Text passage:
⁂
Having laid the statistical foundations for UK natural capital accounts, we will do more in the coming five years. Our work will be aimed at improving their relevance and usefulness to UK policymakers, environmental professionals across all sectors, and the public.

The traditional applications of environmental valuation lie in public policy appraisal. Public policy appraisal usually focuses on a single decision. The need for the valuation is identified first and the analysis developed to meet that demand. The appraisal is often in economic terms and so valuing the environment helps to reflect impacts in analyses that would otherwise ignore it.

An important argument for including environmental valuation in accounting is the same: to make environmental change visible in (primarily) economic decisions. The big difference between policy appraisal and accounting is that the account is produced with the expectation that it will find purposes elsewhere rather than to meet a specific demand. This places a greater onus on producers to make these data accessible and promote its useful properties. International guidance has been developed on how to estimate natural capital accounts, but not on the specific ways in which they might be made most usable for stakeholders.

We have identified four main strategic focuses for our natural capital accounts.

Macroeconomic policy

In May 2022, the Office for National Statistics (ONS) published a work plan for creating new measures of "inclusive income" for the UK. This outlines how we propose to integrate natural capital accounts estimates alongside human capital and household accounts with traditional national accounts estimates.

This is in part a response to the Dasgupta Review. This called for the creation of "inclusive wealth accounts" as a measure of the sustainability of the management of all assets.

The natural capital accounts already provide some of the data that are necessary to create inclusive wealth accounts, but some further work is necessary. In addition, we will need to carry out work considering the range of macroeconomic decisions, which would benefit from including natural capital data and how it might affect them.

The Dasgupta Review argues that changing the basis of macroeconomic statistics will improve macroeconomic decision-making. It does not specify which macroeconomic decisions will be influenced or how. Understanding how these statistics could be used will help shape their development and provide a basis on which to promote that work with macroeconomic decision-makers.


Environmental damage can seem like something that is happening globally or somewhere far away. It can be very difficult to find statistics or data about the environment around our homes, how it affects us, or how it is changing.

The natural capital approach focuses on people's relationship with nature, and so our statistics and data often centre around households and neighbourhoods. This means that we have been able to produce interactive data visualisations showing how nature benefits neighbourhoods based on a postcode lookup. These have been among our most popular outputs.
⁂
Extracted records
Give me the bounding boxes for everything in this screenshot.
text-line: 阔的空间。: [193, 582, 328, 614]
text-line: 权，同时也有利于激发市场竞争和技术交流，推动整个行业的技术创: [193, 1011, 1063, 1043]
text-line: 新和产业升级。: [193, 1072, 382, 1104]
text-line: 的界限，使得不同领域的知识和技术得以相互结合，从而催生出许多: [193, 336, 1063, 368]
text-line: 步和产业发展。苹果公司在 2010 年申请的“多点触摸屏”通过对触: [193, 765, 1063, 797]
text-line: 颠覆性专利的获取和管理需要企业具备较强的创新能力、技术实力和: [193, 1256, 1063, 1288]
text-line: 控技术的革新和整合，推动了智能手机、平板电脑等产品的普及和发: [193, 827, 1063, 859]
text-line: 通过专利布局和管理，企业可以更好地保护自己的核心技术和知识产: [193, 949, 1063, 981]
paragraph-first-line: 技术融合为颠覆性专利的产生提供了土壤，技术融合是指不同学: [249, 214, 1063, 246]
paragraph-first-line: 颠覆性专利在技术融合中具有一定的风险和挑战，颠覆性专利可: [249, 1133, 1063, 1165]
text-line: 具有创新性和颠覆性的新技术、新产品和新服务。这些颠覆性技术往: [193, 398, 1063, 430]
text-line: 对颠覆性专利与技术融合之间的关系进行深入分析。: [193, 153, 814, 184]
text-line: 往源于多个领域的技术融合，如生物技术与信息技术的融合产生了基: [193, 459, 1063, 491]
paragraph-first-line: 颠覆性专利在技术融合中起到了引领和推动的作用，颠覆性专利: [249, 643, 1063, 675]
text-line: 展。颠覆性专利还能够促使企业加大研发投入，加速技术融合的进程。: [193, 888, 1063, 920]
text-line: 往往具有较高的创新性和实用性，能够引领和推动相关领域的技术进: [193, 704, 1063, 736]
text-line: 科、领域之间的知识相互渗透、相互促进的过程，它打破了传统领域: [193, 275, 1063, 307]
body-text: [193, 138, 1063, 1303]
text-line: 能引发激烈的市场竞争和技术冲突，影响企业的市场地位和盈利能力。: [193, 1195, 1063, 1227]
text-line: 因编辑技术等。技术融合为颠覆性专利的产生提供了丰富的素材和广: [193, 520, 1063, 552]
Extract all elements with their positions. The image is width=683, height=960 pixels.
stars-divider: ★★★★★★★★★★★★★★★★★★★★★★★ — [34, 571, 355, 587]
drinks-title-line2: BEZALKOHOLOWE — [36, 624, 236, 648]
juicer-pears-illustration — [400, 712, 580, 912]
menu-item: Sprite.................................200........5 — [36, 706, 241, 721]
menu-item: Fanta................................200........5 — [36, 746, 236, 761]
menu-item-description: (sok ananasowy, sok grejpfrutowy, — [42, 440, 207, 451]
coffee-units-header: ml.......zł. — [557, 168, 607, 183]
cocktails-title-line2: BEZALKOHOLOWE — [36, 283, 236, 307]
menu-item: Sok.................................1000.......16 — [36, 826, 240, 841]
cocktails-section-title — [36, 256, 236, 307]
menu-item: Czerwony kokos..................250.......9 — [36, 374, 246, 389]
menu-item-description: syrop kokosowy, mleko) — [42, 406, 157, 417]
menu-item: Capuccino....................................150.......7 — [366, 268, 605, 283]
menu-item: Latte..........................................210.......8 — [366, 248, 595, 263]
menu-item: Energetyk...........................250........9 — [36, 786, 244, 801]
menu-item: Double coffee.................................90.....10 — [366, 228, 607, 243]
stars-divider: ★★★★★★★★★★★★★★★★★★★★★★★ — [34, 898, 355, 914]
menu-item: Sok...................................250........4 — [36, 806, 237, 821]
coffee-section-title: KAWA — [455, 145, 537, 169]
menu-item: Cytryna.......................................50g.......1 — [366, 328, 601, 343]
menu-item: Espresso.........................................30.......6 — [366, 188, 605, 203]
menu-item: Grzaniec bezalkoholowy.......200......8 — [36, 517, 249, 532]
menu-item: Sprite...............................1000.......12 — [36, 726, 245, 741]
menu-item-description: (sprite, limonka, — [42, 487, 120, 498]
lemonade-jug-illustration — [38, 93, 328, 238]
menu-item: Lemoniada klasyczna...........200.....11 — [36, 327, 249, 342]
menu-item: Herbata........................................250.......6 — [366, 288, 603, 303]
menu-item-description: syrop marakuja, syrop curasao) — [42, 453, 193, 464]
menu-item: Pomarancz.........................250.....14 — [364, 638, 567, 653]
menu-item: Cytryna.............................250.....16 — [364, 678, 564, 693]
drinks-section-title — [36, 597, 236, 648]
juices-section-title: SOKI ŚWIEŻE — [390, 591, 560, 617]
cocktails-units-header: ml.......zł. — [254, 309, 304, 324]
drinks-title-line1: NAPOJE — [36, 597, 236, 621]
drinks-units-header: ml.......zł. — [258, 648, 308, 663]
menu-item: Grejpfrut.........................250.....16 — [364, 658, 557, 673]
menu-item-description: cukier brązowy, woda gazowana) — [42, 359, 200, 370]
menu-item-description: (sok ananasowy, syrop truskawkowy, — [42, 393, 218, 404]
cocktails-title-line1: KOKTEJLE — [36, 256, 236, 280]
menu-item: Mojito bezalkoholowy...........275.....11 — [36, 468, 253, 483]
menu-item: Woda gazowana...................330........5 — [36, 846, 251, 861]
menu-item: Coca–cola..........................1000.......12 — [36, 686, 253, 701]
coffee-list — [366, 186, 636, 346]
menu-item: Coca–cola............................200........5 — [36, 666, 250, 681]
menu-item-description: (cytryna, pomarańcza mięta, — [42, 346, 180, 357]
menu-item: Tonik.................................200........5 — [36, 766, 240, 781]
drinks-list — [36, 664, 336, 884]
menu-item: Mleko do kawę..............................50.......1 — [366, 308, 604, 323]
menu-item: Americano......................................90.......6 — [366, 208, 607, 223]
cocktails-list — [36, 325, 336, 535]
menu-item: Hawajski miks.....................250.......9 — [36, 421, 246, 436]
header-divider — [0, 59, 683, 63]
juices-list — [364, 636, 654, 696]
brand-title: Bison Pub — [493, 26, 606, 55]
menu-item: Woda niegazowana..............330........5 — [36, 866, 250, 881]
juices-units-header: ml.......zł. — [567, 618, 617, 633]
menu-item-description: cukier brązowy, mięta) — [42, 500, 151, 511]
⁂
What this exercise asks:
**1)** According to the passage on UK natural capital accounts, which groups is the work of the coming five years meant to make the accounts more relevant and useful to? List each group.
**2)** Resume the passage on UK natural capital accounts, picking up right after its final sentence.

Results of the tasks:
**1)** UK policymakers, environmental professionals across all sectors, and the public.

**2)**
We intend to make the production of accessible interactive and neighbourhood-based articles an integral part of our work in the future. In this way we hope to be able to keep the public informed about their local environment and its importance to their neighbourhood. Further improvements to our core methods will be necessary to enable this work.

Local authorities, private sector and charities

Local government is responsible for large areas of green infrastructure, from roadside verges to public parks. But the benefits of this green infrastructure are not always measured. At present, the majority of the natural capital accounts cannot be produced at the local authority level. Yet we have seen substantial demand from local government for statistics and data for their areas of responsibility.

Environmental non-governmental organisations are also very significant landowners with an interest in the data we produce. Given their wider interest in environmental protection there are a range of ways in which they might use our data if they can be published at scales relevant to their decision-making.

Increasing numbers of private companies are investing in business natural capital accounting. These accounts can be very complicated given the range of scales and impacts different businesses might have. Producing data with higher spatial resolution can help support their production.

Environmental policy and government appraisal

The overall value of the UK's natural capital – as methods stabilise – can provide a useful overall monitor of environmental protection. They can also provide useful inputs to public policy appraisal as supported by the Department for Environment, Food and Rural Affairs (Defra)'s Enabling a natural capital approach work.

A static data time series, however, is not always sufficient for most policymakers. If the natural capital accounts show that the value of forestry's timber production had declined or grown, the natural next question is "Why?".

We will therefore continue to develop our ability to analyse and communicate the drivers of physical and monetary value by service. In doing so, we will be able to better inform environmental policy experts and those undertaking appraisals on how changes in policy are reflected in natural capital asset values.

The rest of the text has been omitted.